**The problem:** Output every line exactly as written. Leave out pictures.

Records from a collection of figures
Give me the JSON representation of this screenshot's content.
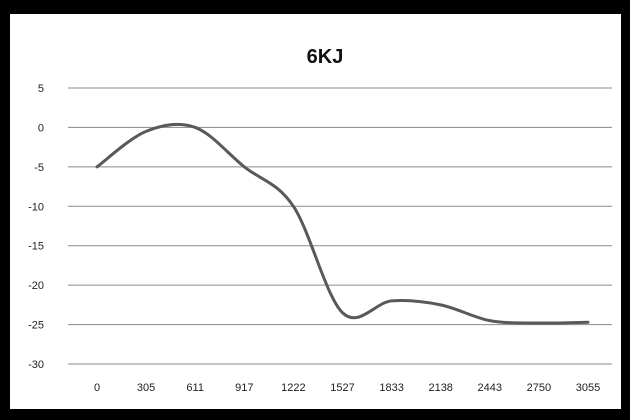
{
  "chart_data": {
    "type": "line",
    "title": "6KJ",
    "xlabel": "",
    "ylabel": "",
    "categories": [
      "0",
      "305",
      "611",
      "917",
      "1222",
      "1527",
      "1833",
      "2138",
      "2443",
      "2750",
      "3055"
    ],
    "x": [
      0,
      305,
      611,
      917,
      1222,
      1527,
      1833,
      2138,
      2443,
      2750,
      3055
    ],
    "series": [
      {
        "values": [
          -5,
          -0.5,
          0,
          -5,
          -10,
          -23.5,
          -22,
          -22.5,
          -24.5,
          -24.8,
          -24.7
        ]
      }
    ],
    "ylim": [
      -30,
      5
    ],
    "yticks": [
      "5",
      "0",
      "-5",
      "-10",
      "-15",
      "-20",
      "-25",
      "-30"
    ],
    "grid": true,
    "legend": "none",
    "colors": {
      "line": "#595959",
      "grid": "#8a8a8a",
      "frame": "#000000"
    }
  }
}
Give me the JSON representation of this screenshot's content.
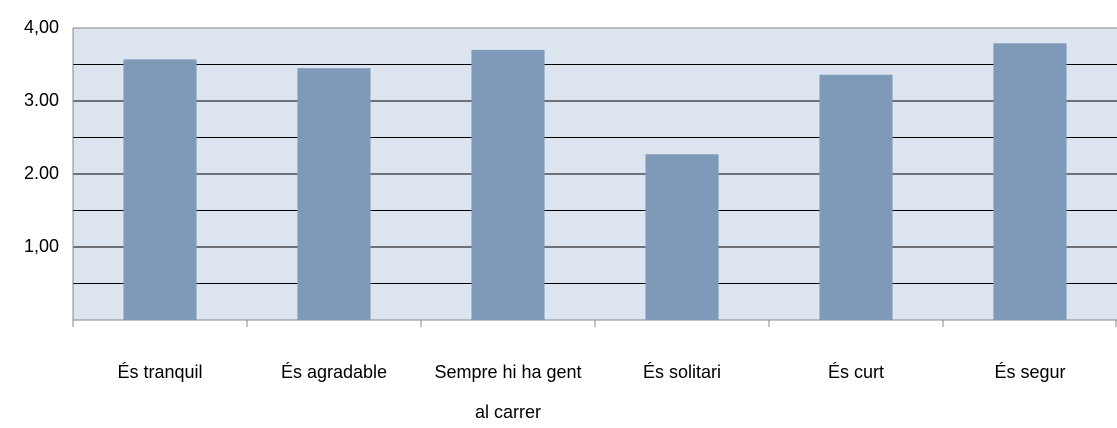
{
  "chart_data": {
    "type": "bar",
    "categories": [
      "És tranquil",
      "És agradable",
      "Sempre hi ha gent al carrer",
      "És solitari",
      "És curt",
      "És segur"
    ],
    "values": [
      3.57,
      3.45,
      3.7,
      2.27,
      3.36,
      3.79
    ],
    "color": "#7f99b8",
    "ylim": [
      0,
      4
    ],
    "yticks": [
      {
        "value": 1,
        "label": "1,00"
      },
      {
        "value": 2,
        "label": "2.00"
      },
      {
        "value": 3,
        "label": "3.00"
      },
      {
        "value": 4,
        "label": "4,00"
      }
    ],
    "minor_yticks": [
      0.5,
      1.5,
      2.5,
      3.5
    ],
    "grid": true
  }
}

**Answer:**
Give me the JSON representation of this screenshot's content.
{
  "chart_data": {
    "type": "line",
    "title": "6KJ",
    "xlabel": "",
    "ylabel": "",
    "categories": [
      "0",
      "305",
      "611",
      "917",
      "1222",
      "1527",
      "1833",
      "2138",
      "2443",
      "2750",
      "3055"
    ],
    "x": [
      0,
      305,
      611,
      917,
      1222,
      1527,
      1833,
      2138,
      2443,
      2750,
      3055
    ],
    "series": [
      {
        "values": [
          -5,
          -0.5,
          0,
          -5,
          -10,
          -23.5,
          -22,
          -22.5,
          -24.5,
          -24.8,
          -24.7
        ]
      }
    ],
    "ylim": [
      -30,
      5
    ],
    "yticks": [
      "5",
      "0",
      "-5",
      "-10",
      "-15",
      "-20",
      "-25",
      "-30"
    ],
    "grid": true,
    "legend": "none",
    "colors": {
      "line": "#595959",
      "grid": "#8a8a8a",
      "frame": "#000000"
    }
  }
}
Give me the JSON representation of this screenshot's content.
{
  "chart_data": {
    "type": "bar",
    "categories": [
      "És tranquil",
      "És agradable",
      "Sempre hi ha gent al carrer",
      "És solitari",
      "És curt",
      "És segur"
    ],
    "values": [
      3.57,
      3.45,
      3.7,
      2.27,
      3.36,
      3.79
    ],
    "color": "#7f99b8",
    "ylim": [
      0,
      4
    ],
    "yticks": [
      {
        "value": 1,
        "label": "1,00"
      },
      {
        "value": 2,
        "label": "2.00"
      },
      {
        "value": 3,
        "label": "3.00"
      },
      {
        "value": 4,
        "label": "4,00"
      }
    ],
    "minor_yticks": [
      0.5,
      1.5,
      2.5,
      3.5
    ],
    "grid": true
  }
}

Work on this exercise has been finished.